- _PROBLEM TO SOLVE_: Please output the lines shown below exactly as they appear.
◆ ◆ ◆
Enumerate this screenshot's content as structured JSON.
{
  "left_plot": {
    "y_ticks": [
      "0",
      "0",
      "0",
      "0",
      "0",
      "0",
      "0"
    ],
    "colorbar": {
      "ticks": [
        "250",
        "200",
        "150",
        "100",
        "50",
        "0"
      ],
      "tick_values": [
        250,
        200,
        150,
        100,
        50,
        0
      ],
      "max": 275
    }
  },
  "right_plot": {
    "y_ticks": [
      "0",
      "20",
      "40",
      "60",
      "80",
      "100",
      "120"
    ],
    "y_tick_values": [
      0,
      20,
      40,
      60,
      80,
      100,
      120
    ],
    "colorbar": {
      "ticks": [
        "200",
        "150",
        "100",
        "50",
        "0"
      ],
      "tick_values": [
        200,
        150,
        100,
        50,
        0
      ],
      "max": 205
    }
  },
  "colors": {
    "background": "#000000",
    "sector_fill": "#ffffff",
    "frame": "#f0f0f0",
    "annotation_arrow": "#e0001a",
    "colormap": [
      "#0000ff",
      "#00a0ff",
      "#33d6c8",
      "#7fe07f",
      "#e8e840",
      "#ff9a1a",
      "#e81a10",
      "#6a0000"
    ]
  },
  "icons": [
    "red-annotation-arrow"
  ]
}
◆ ◆ ◆
- _TASK OUTPUT_:
Enumerate this screenshot's content as structured JSON.
{
  "left_plot": {
    "y_ticks": [
      "0",
      "0",
      "0",
      "0",
      "0",
      "0",
      "0"
    ],
    "colorbar": {
      "ticks": [
        "250",
        "200",
        "150",
        "100",
        "50",
        "0"
      ],
      "tick_values": [
        250,
        200,
        150,
        100,
        50,
        0
      ],
      "max": 275
    }
  },
  "right_plot": {
    "y_ticks": [
      "0",
      "20",
      "40",
      "60",
      "80",
      "100",
      "120"
    ],
    "y_tick_values": [
      0,
      20,
      40,
      60,
      80,
      100,
      120
    ],
    "colorbar": {
      "ticks": [
        "200",
        "150",
        "100",
        "50",
        "0"
      ],
      "tick_values": [
        200,
        150,
        100,
        50,
        0
      ],
      "max": 205
    }
  },
  "colors": {
    "background": "#000000",
    "sector_fill": "#ffffff",
    "frame": "#f0f0f0",
    "annotation_arrow": "#e0001a",
    "colormap": [
      "#0000ff",
      "#00a0ff",
      "#33d6c8",
      "#7fe07f",
      "#e8e840",
      "#ff9a1a",
      "#e81a10",
      "#6a0000"
    ]
  },
  "icons": [
    "red-annotation-arrow"
  ]
}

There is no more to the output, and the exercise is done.